* BEGIN STORED ROWS *

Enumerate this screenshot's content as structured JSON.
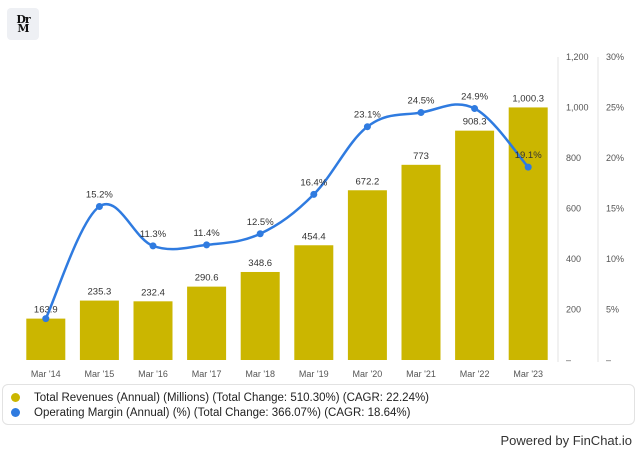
{
  "logo": {
    "text_top": "Dr",
    "text_bottom": "M"
  },
  "powered_by": "Powered by FinChat.io",
  "chart_data": {
    "type": "bar",
    "title": "",
    "categories": [
      "Mar '14",
      "Mar '15",
      "Mar '16",
      "Mar '17",
      "Mar '18",
      "Mar '19",
      "Mar '20",
      "Mar '21",
      "Mar '22",
      "Mar '23"
    ],
    "series": [
      {
        "name": "Total Revenues (Annual) (Millions) (Total Change: 510.30%) (CAGR: 22.24%)",
        "type": "bar",
        "axis": "left",
        "color": "#cbb600",
        "values": [
          163.9,
          235.3,
          232.4,
          290.6,
          348.6,
          454.4,
          672.2,
          773,
          908.3,
          1000.3
        ],
        "labels": [
          "163.9",
          "235.3",
          "232.4",
          "290.6",
          "348.6",
          "454.4",
          "672.2",
          "773",
          "908.3",
          "1,000.3"
        ]
      },
      {
        "name": "Operating Margin (Annual) (%) (Total Change: 366.07%) (CAGR: 18.64%)",
        "type": "line",
        "axis": "right",
        "color": "#2f7be0",
        "values": [
          4.1,
          15.2,
          11.3,
          11.4,
          12.5,
          16.4,
          23.1,
          24.5,
          24.9,
          19.1
        ],
        "labels": [
          "",
          "15.2%",
          "11.3%",
          "11.4%",
          "12.5%",
          "16.4%",
          "23.1%",
          "24.5%",
          "24.9%",
          "19.1%"
        ]
      }
    ],
    "y_left": {
      "min": 0,
      "max": 1200,
      "ticks": [
        "–",
        "200",
        "400",
        "600",
        "800",
        "1,000",
        "1,200"
      ]
    },
    "y_right": {
      "min": 0,
      "max": 30,
      "ticks": [
        "–",
        "5%",
        "10%",
        "15%",
        "20%",
        "25%",
        "30%"
      ]
    },
    "grid": false,
    "legend_position": "bottom"
  }
}
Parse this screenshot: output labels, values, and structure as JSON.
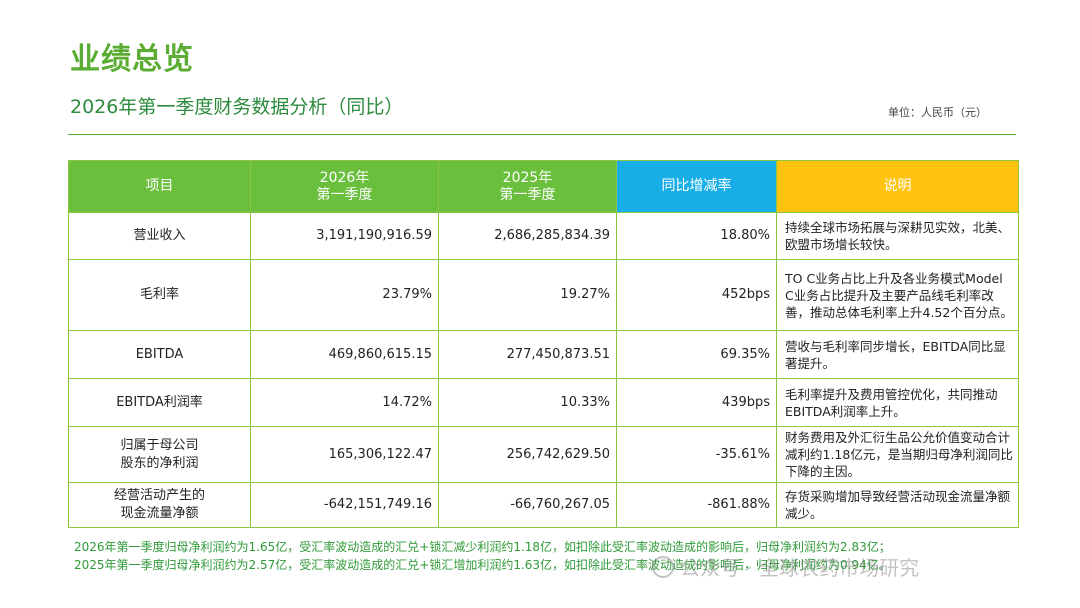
{
  "header": {
    "title": "业绩总览",
    "subtitle": "2026年第一季度财务数据分析（同比）",
    "unit": "单位：人民币（元）"
  },
  "table": {
    "columns": {
      "item": "项目",
      "y2026_line1": "2026年",
      "y2026_line2": "第一季度",
      "y2025_line1": "2025年",
      "y2025_line2": "第一季度",
      "yoy": "同比增减率",
      "note": "说明"
    },
    "rows": [
      {
        "item_line1": "营业收入",
        "item_line2": "",
        "v2026": "3,191,190,916.59",
        "v2025": "2,686,285,834.39",
        "yoy": "18.80%",
        "note": "持续全球市场拓展与深耕见实效，北美、欧盟市场增长较快。"
      },
      {
        "item_line1": "毛利率",
        "item_line2": "",
        "v2026": "23.79%",
        "v2025": "19.27%",
        "yoy": "452bps",
        "note": "TO C业务占比上升及各业务模式Model C业务占比提升及主要产品线毛利率改善，推动总体毛利率上升4.52个百分点。"
      },
      {
        "item_line1": "EBITDA",
        "item_line2": "",
        "v2026": "469,860,615.15",
        "v2025": "277,450,873.51",
        "yoy": "69.35%",
        "note": "营收与毛利率同步增长，EBITDA同比显著提升。"
      },
      {
        "item_line1": "EBITDA利润率",
        "item_line2": "",
        "v2026": "14.72%",
        "v2025": "10.33%",
        "yoy": "439bps",
        "note": "毛利率提升及费用管控优化，共同推动EBITDA利润率上升。"
      },
      {
        "item_line1": "归属于母公司",
        "item_line2": "股东的净利润",
        "v2026": "165,306,122.47",
        "v2025": "256,742,629.50",
        "yoy": "-35.61%",
        "note": "财务费用及外汇衍生品公允价值变动合计减利约1.18亿元，是当期归母净利润同比下降的主因。"
      },
      {
        "item_line1": "经营活动产生的",
        "item_line2": "现金流量净额",
        "v2026": "-642,151,749.16",
        "v2025": "-66,760,267.05",
        "yoy": "-861.88%",
        "note": "存货采购增加导致经营活动现金流量净额减少。"
      }
    ]
  },
  "footnotes": {
    "line1": "2026年第一季度归母净利润约为1.65亿，受汇率波动造成的汇兑+锁汇减少利润约1.18亿，如扣除此受汇率波动造成的影响后，归母净利润约为2.83亿；",
    "line2": "2025年第一季度归母净利润约为2.57亿，受汇率波动造成的汇兑+锁汇增加利润约1.63亿，如扣除此受汇率波动造成的影响后，归母净利润约为0.94亿。"
  },
  "watermark": {
    "text": "公众号 · 全球农药市场研究",
    "icon": "wechat-icon"
  },
  "colors": {
    "green": "#6abf3c",
    "blue": "#1aaee6",
    "yellow": "#ffc20e",
    "text_green": "#2f9a38"
  }
}
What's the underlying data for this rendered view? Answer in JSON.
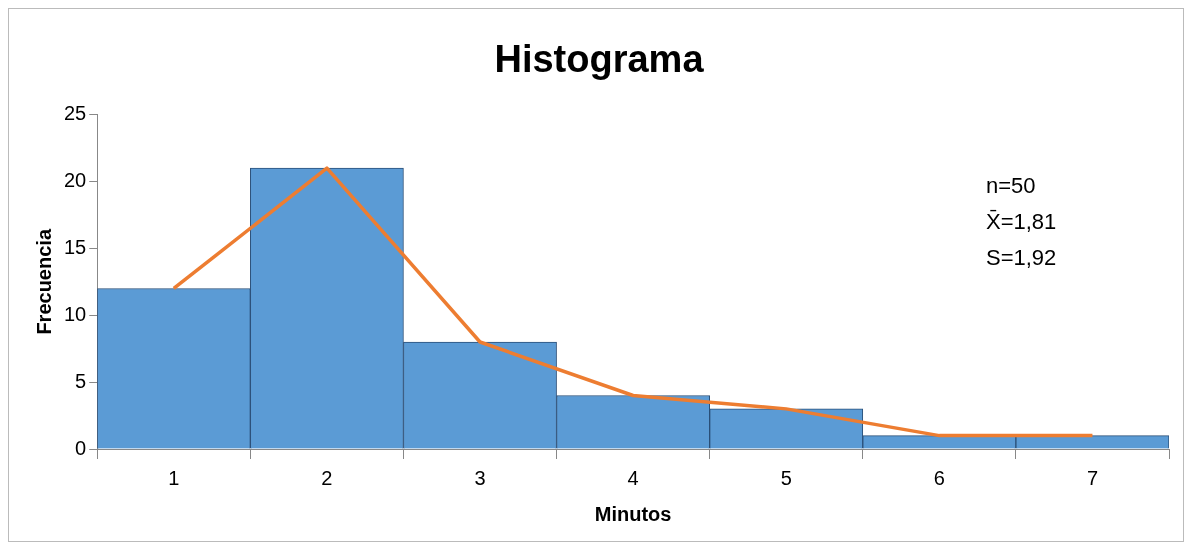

* END STORED ROWS *

THE REQUEST
Repeat the material verbatim. Do not carry over any picture.

THE RESPONSE
Enumerate this screenshot's content as structured JSON.
{
  "logo": {
    "text_top": "Dr",
    "text_bottom": "M"
  },
  "powered_by": "Powered by FinChat.io",
  "chart_data": {
    "type": "bar",
    "title": "",
    "categories": [
      "Mar '14",
      "Mar '15",
      "Mar '16",
      "Mar '17",
      "Mar '18",
      "Mar '19",
      "Mar '20",
      "Mar '21",
      "Mar '22",
      "Mar '23"
    ],
    "series": [
      {
        "name": "Total Revenues (Annual) (Millions) (Total Change: 510.30%) (CAGR: 22.24%)",
        "type": "bar",
        "axis": "left",
        "color": "#cbb600",
        "values": [
          163.9,
          235.3,
          232.4,
          290.6,
          348.6,
          454.4,
          672.2,
          773,
          908.3,
          1000.3
        ],
        "labels": [
          "163.9",
          "235.3",
          "232.4",
          "290.6",
          "348.6",
          "454.4",
          "672.2",
          "773",
          "908.3",
          "1,000.3"
        ]
      },
      {
        "name": "Operating Margin (Annual) (%) (Total Change: 366.07%) (CAGR: 18.64%)",
        "type": "line",
        "axis": "right",
        "color": "#2f7be0",
        "values": [
          4.1,
          15.2,
          11.3,
          11.4,
          12.5,
          16.4,
          23.1,
          24.5,
          24.9,
          19.1
        ],
        "labels": [
          "",
          "15.2%",
          "11.3%",
          "11.4%",
          "12.5%",
          "16.4%",
          "23.1%",
          "24.5%",
          "24.9%",
          "19.1%"
        ]
      }
    ],
    "y_left": {
      "min": 0,
      "max": 1200,
      "ticks": [
        "–",
        "200",
        "400",
        "600",
        "800",
        "1,000",
        "1,200"
      ]
    },
    "y_right": {
      "min": 0,
      "max": 30,
      "ticks": [
        "–",
        "5%",
        "10%",
        "15%",
        "20%",
        "25%",
        "30%"
      ]
    },
    "grid": false,
    "legend_position": "bottom"
  }
}
Parse this screenshot: output labels, values, and structure as JSON.
{
  "header": {
    "title": "业绩总览",
    "subtitle": "2026年第一季度财务数据分析（同比）",
    "unit": "单位：人民币（元）"
  },
  "table": {
    "columns": {
      "item": "项目",
      "y2026_line1": "2026年",
      "y2026_line2": "第一季度",
      "y2025_line1": "2025年",
      "y2025_line2": "第一季度",
      "yoy": "同比增减率",
      "note": "说明"
    },
    "rows": [
      {
        "item_line1": "营业收入",
        "item_line2": "",
        "v2026": "3,191,190,916.59",
        "v2025": "2,686,285,834.39",
        "yoy": "18.80%",
        "note": "持续全球市场拓展与深耕见实效，北美、欧盟市场增长较快。"
      },
      {
        "item_line1": "毛利率",
        "item_line2": "",
        "v2026": "23.79%",
        "v2025": "19.27%",
        "yoy": "452bps",
        "note": "TO C业务占比上升及各业务模式Model C业务占比提升及主要产品线毛利率改善，推动总体毛利率上升4.52个百分点。"
      },
      {
        "item_line1": "EBITDA",
        "item_line2": "",
        "v2026": "469,860,615.15",
        "v2025": "277,450,873.51",
        "yoy": "69.35%",
        "note": "营收与毛利率同步增长，EBITDA同比显著提升。"
      },
      {
        "item_line1": "EBITDA利润率",
        "item_line2": "",
        "v2026": "14.72%",
        "v2025": "10.33%",
        "yoy": "439bps",
        "note": "毛利率提升及费用管控优化，共同推动EBITDA利润率上升。"
      },
      {
        "item_line1": "归属于母公司",
        "item_line2": "股东的净利润",
        "v2026": "165,306,122.47",
        "v2025": "256,742,629.50",
        "yoy": "-35.61%",
        "note": "财务费用及外汇衍生品公允价值变动合计减利约1.18亿元，是当期归母净利润同比下降的主因。"
      },
      {
        "item_line1": "经营活动产生的",
        "item_line2": "现金流量净额",
        "v2026": "-642,151,749.16",
        "v2025": "-66,760,267.05",
        "yoy": "-861.88%",
        "note": "存货采购增加导致经营活动现金流量净额减少。"
      }
    ]
  },
  "footnotes": {
    "line1": "2026年第一季度归母净利润约为1.65亿，受汇率波动造成的汇兑+锁汇减少利润约1.18亿，如扣除此受汇率波动造成的影响后，归母净利润约为2.83亿；",
    "line2": "2025年第一季度归母净利润约为2.57亿，受汇率波动造成的汇兑+锁汇增加利润约1.63亿，如扣除此受汇率波动造成的影响后，归母净利润约为0.94亿。"
  },
  "watermark": {
    "text": "公众号 · 全球农药市场研究",
    "icon": "wechat-icon"
  },
  "colors": {
    "green": "#6abf3c",
    "blue": "#1aaee6",
    "yellow": "#ffc20e",
    "text_green": "#2f9a38"
  }
}
What's the underlying data for this rendered view? Answer in JSON.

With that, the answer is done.